** START OF Record set **

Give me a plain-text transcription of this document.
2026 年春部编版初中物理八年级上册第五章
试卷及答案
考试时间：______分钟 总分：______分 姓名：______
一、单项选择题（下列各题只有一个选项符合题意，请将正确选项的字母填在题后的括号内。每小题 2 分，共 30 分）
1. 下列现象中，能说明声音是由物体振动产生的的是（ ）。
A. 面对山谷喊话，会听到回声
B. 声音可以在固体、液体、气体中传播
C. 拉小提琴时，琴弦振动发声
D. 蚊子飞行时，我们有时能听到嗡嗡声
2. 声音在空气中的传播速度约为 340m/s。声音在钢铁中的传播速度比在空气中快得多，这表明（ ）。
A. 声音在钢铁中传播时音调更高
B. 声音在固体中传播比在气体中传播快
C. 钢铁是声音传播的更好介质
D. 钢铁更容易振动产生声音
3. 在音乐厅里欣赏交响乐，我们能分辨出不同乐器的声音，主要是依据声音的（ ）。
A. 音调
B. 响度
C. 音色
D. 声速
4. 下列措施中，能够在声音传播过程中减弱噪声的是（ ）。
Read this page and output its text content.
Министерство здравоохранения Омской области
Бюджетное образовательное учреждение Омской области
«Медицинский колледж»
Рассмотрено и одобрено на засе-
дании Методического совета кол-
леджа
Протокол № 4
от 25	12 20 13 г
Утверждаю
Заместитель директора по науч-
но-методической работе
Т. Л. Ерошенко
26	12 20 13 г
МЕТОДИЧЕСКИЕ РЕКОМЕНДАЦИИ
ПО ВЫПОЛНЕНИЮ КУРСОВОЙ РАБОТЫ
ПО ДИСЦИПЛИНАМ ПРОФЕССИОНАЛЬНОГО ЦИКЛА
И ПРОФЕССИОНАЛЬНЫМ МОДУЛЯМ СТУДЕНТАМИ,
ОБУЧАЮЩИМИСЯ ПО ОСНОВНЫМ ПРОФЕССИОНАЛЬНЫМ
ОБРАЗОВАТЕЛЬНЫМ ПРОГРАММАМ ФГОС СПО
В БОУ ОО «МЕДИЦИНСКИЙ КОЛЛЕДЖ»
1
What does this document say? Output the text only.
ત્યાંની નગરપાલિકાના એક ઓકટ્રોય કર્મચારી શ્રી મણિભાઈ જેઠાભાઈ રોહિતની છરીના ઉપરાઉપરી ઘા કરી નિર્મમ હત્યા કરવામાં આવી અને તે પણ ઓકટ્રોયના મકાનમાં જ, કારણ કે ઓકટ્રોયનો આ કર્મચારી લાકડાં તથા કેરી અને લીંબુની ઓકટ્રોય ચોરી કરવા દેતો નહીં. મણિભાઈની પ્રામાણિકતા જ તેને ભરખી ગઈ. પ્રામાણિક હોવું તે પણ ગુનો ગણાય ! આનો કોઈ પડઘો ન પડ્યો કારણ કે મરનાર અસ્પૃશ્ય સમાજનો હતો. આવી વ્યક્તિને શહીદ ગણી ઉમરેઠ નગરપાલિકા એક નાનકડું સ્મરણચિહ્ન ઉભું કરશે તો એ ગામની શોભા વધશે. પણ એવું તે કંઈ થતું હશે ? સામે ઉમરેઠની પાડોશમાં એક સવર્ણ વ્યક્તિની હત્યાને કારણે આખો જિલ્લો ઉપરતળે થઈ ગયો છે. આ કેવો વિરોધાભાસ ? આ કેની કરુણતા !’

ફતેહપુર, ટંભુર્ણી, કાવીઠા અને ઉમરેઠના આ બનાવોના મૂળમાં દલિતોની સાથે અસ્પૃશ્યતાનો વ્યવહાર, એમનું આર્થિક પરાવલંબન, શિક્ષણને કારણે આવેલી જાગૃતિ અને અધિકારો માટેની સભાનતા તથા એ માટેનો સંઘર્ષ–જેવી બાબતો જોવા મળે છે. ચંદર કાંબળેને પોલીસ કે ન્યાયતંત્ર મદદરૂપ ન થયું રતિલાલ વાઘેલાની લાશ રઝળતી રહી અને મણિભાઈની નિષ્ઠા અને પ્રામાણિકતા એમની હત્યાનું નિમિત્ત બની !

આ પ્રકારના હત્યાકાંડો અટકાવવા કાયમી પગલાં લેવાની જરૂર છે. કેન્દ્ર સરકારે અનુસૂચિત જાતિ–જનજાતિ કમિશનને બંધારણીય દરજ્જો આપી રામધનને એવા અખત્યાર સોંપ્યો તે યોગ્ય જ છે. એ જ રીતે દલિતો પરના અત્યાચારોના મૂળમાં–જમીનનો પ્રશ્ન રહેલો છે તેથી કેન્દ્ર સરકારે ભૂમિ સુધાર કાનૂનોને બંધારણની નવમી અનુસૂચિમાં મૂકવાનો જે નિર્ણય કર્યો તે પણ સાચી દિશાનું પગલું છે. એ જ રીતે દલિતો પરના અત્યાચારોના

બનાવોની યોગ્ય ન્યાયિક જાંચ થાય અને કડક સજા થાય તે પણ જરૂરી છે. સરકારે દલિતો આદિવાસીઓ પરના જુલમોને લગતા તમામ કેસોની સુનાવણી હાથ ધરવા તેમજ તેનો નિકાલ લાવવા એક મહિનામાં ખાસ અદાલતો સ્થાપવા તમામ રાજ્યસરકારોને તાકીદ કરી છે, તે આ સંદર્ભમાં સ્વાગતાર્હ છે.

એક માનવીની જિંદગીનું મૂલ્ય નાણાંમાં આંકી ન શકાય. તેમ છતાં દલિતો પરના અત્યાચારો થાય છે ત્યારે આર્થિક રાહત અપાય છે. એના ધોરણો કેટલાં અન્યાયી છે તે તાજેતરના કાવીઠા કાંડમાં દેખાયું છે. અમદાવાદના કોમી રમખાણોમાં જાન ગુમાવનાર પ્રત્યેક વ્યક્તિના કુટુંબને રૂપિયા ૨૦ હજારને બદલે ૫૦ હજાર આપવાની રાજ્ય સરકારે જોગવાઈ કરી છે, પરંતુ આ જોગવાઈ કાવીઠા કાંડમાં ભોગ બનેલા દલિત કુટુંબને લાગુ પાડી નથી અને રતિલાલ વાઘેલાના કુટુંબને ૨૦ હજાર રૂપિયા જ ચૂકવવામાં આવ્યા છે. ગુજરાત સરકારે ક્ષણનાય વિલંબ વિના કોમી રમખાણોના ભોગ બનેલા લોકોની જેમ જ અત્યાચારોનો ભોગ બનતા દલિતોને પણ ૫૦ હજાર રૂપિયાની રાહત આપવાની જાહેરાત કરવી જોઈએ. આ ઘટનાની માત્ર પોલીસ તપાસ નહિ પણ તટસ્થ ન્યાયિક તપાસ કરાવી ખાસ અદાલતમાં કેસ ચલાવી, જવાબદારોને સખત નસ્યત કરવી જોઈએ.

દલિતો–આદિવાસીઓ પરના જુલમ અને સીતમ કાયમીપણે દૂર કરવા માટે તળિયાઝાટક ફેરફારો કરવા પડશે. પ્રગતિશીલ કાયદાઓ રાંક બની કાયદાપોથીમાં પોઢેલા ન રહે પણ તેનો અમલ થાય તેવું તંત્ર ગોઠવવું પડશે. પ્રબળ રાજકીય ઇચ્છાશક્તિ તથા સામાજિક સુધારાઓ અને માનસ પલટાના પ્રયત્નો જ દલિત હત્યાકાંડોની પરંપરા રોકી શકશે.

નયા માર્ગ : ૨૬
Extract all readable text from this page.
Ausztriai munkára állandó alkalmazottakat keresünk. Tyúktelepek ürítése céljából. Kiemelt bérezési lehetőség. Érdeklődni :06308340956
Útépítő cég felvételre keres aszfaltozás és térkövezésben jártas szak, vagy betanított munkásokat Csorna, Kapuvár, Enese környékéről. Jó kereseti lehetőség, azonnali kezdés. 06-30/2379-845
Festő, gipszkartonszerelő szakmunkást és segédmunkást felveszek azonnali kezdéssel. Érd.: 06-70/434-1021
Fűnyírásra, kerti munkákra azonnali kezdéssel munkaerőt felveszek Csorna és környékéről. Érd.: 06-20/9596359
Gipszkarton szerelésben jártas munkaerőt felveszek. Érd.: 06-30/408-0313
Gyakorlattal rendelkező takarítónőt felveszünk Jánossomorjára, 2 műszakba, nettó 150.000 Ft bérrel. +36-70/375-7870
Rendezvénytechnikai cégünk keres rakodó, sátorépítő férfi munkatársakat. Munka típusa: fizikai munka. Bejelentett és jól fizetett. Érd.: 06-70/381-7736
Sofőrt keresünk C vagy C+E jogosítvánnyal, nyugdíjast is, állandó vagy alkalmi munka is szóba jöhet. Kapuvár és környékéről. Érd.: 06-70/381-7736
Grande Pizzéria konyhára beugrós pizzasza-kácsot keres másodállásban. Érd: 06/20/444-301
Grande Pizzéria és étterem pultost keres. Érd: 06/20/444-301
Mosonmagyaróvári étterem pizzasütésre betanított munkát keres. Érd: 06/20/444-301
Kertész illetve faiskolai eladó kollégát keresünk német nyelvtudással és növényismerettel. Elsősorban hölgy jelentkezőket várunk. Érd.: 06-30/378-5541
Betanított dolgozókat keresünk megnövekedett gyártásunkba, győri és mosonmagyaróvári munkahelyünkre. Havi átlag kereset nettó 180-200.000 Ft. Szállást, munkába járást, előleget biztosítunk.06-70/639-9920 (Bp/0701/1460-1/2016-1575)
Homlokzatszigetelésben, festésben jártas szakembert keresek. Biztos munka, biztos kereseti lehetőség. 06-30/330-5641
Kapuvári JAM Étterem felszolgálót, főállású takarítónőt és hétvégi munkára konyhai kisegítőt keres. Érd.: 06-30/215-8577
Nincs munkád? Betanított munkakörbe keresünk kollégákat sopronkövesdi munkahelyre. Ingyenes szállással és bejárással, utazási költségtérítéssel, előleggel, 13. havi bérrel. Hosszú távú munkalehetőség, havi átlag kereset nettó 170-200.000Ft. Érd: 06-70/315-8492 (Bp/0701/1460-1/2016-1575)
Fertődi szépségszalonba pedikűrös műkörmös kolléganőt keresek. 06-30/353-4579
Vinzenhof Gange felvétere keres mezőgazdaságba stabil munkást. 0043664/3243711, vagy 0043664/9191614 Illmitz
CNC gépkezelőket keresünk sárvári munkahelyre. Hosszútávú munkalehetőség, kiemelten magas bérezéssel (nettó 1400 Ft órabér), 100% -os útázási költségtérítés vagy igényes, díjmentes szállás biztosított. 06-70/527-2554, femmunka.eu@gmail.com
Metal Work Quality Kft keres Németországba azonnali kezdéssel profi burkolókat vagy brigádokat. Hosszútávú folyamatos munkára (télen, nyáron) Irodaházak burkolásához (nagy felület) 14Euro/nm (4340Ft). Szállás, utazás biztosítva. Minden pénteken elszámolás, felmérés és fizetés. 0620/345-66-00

** END OF Record set **

**What the exercise asks:**
Where does the word "azonnali" appear in the listing? List each line that holds it.

**Task answer:**
Útépítő cég felvételre keres aszfaltozás és térkövezésben jártas szak, vagy betanított munkásokat Csorna, Kapuvár, Enese környékéről. Jó kereseti lehetőség, azonnali kezdés. 06-30/2379-845
Festő, gipszkartonszerelő szakmunkást és segédmunkást felveszek azonnali kezdéssel. Érd.: 06-70/434-1021
Fűnyírásra, kerti munkákra azonnali kezdéssel munkaerőt felveszek Csorna és környékéről. Érd.: 06-20/9596359
Metal Work Quality Kft keres Németországba azonnali kezdéssel profi burkolókat vagy brigádokat. Hosszútávú folyamatos munkára (télen, nyáron) Irodaházak burkolásához (nagy felület) 14Euro/nm (4340Ft). Szállás, utazás biztosítva. Minden pénteken elszámolás, felmérés és fizetés. 0620/345-66-00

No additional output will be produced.